Task description:
Every line with the word "label" in it should be extracted from the data that follows.

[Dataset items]

________________

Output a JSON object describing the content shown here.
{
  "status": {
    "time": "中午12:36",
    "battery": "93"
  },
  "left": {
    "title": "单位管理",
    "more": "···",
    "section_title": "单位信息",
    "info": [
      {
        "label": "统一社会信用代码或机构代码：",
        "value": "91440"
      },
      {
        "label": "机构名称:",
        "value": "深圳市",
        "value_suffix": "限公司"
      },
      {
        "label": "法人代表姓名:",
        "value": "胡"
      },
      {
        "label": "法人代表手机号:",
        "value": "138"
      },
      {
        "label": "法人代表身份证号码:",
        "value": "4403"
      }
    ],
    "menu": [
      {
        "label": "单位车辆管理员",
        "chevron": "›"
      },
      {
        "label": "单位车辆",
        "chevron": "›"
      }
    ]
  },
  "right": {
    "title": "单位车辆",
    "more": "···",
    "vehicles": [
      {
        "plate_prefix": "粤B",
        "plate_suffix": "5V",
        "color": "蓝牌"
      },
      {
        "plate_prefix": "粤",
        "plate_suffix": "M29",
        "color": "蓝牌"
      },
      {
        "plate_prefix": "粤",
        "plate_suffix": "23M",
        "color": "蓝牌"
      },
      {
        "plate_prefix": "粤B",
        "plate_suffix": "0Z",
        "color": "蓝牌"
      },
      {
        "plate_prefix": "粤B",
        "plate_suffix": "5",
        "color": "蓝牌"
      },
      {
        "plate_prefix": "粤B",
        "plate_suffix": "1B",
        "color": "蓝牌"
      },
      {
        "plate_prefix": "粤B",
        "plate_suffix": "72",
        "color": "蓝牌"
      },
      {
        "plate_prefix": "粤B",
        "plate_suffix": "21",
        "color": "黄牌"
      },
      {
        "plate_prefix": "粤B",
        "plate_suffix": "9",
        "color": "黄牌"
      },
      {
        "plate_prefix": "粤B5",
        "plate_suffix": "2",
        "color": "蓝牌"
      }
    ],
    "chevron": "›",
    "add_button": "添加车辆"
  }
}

________________

Answer for the task:
        "label": "统一社会信用代码或机构代码：",
        "label": "机构名称:",
        "label": "法人代表姓名:",
        "label": "法人代表手机号:",
        "label": "法人代表身份证号码:",
        "label": "单位车辆管理员",
        "label": "单位车辆",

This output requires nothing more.